### TASK MATERIAL
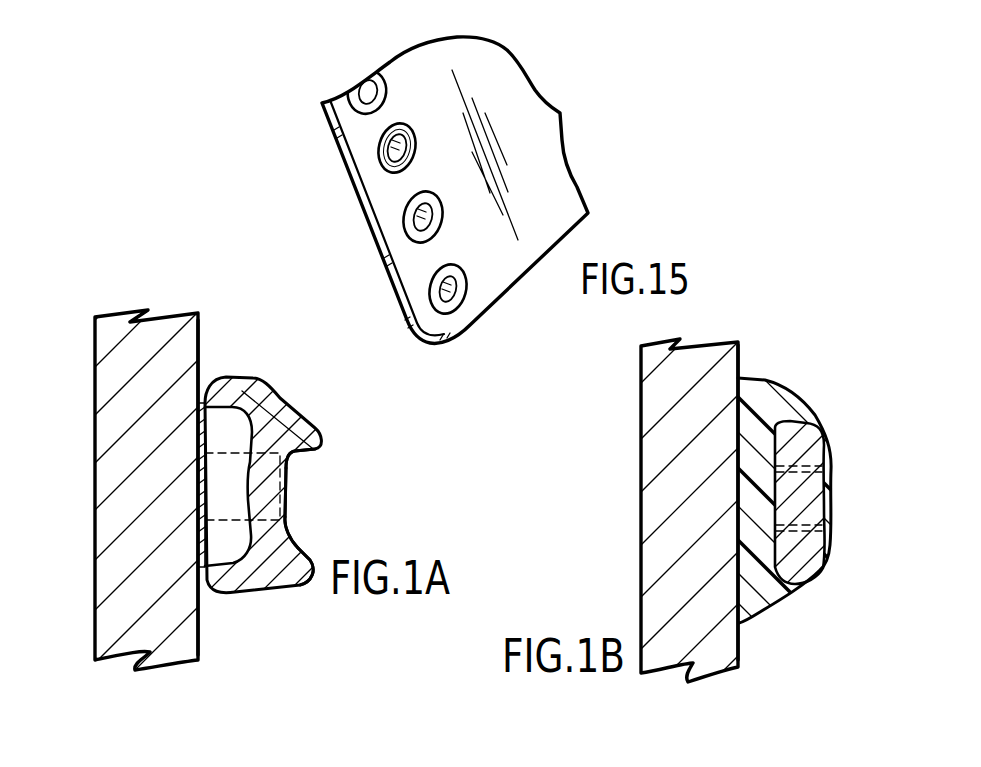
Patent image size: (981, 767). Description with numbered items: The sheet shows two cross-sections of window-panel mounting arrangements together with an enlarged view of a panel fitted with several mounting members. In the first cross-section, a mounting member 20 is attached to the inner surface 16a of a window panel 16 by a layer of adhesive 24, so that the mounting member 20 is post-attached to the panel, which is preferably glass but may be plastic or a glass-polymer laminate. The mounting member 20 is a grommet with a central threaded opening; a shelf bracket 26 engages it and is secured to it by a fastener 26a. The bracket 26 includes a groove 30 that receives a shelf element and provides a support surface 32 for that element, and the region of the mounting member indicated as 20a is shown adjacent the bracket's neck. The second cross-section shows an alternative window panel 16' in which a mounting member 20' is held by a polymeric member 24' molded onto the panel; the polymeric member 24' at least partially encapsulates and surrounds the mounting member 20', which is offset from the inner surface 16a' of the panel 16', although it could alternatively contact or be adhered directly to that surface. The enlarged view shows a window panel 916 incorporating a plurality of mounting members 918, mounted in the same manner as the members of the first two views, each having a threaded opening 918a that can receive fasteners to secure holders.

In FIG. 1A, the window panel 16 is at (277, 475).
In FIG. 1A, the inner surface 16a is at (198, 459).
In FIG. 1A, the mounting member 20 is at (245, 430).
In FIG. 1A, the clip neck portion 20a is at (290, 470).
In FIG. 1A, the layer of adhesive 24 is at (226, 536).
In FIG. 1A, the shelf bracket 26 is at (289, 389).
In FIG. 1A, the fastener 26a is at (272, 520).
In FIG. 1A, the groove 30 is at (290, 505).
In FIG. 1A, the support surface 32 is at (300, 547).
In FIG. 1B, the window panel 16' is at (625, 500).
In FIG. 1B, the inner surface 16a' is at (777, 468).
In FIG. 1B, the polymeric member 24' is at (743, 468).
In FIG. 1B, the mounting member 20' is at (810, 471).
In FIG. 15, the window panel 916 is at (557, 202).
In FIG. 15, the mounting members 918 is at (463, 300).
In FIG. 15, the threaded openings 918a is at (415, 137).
######
### TASK MATERIAL
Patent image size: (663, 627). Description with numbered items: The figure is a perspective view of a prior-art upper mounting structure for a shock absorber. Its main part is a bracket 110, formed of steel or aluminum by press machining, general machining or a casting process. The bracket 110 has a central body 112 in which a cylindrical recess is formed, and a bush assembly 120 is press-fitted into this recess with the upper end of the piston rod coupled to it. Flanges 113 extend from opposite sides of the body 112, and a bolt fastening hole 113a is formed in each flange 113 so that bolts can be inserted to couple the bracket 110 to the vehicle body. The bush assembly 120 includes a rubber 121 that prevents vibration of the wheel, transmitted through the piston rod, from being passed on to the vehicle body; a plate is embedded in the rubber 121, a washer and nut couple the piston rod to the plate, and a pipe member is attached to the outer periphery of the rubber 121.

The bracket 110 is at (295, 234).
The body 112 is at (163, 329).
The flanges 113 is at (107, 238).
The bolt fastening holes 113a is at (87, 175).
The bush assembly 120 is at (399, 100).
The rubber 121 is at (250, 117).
######
(PROBLEM DETAILS) Copy out the lines starting at the one that contains "Patent image size: (663, 627)." and ending at the one that contains "The bolt fastening". Switch "shock absorber" to "damper" and change nothing else.

(RESPONSE TO THIS EXERCISE)
Patent image size: (663, 627). Description with numbered items: The figure is a perspective view of a prior-art upper mounting structure for a damper. Its main part is a bracket 110, formed of steel or aluminum by press machining, general machining or a casting process. The bracket 110 has a central body 112 in which a cylindrical recess is formed, and a bush assembly 120 is press-fitted into this recess with the upper end of the piston rod coupled to it. Flanges 113 extend from opposite sides of the body 112, and a bolt fastening hole 113a is formed in each flange 113 so that bolts can be inserted to couple the bracket 110 to the vehicle body. The bush assembly 120 includes a rubber 121 that prevents vibration of the wheel, transmitted through the piston rod, from being passed on to the vehicle body; a plate is embedded in the rubber 121, a washer and nut couple the piston rod to the plate, and a pipe member is attached to the outer periphery of the rubber 121.

The bracket 110 is at (295, 234).
The body 112 is at (163, 329).
The flanges 113 is at (107, 238).
The bolt fastening holes 113a is at (87, 175).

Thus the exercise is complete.